▶ **WHAT IS EXPECTED**:
Rewrite every entry below, changing "legend-swatch" to "legend-key" and keeping all other text the same.

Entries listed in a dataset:
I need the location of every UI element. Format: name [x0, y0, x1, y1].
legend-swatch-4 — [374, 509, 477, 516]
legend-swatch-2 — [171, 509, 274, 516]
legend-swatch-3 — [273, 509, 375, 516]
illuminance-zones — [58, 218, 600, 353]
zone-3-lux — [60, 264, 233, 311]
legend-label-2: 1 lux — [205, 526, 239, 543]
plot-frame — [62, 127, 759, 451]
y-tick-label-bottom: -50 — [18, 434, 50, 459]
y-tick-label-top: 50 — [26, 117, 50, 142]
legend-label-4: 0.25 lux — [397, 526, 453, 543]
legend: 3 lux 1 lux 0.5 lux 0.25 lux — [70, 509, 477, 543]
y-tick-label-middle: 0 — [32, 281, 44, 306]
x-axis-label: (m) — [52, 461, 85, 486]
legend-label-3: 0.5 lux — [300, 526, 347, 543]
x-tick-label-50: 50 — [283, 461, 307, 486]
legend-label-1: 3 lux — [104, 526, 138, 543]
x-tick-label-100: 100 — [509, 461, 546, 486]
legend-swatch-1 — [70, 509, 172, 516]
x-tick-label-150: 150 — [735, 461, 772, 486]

▶ **ANSWER BELOW**:
I need the location of every UI element. Format: name [x0, y0, x1, y1].
legend-key-4 — [374, 509, 477, 516]
legend-key-2 — [171, 509, 274, 516]
legend-key-3 — [273, 509, 375, 516]
illuminance-zones — [58, 218, 600, 353]
zone-3-lux — [60, 264, 233, 311]
legend-label-2: 1 lux — [205, 526, 239, 543]
plot-frame — [62, 127, 759, 451]
y-tick-label-bottom: -50 — [18, 434, 50, 459]
y-tick-label-top: 50 — [26, 117, 50, 142]
legend-label-4: 0.25 lux — [397, 526, 453, 543]
legend: 3 lux 1 lux 0.5 lux 0.25 lux — [70, 509, 477, 543]
y-tick-label-middle: 0 — [32, 281, 44, 306]
x-axis-label: (m) — [52, 461, 85, 486]
legend-label-3: 0.5 lux — [300, 526, 347, 543]
x-tick-label-50: 50 — [283, 461, 307, 486]
legend-label-1: 3 lux — [104, 526, 138, 543]
x-tick-label-100: 100 — [509, 461, 546, 486]
legend-key-1 — [70, 509, 172, 516]
x-tick-label-150: 150 — [735, 461, 772, 486]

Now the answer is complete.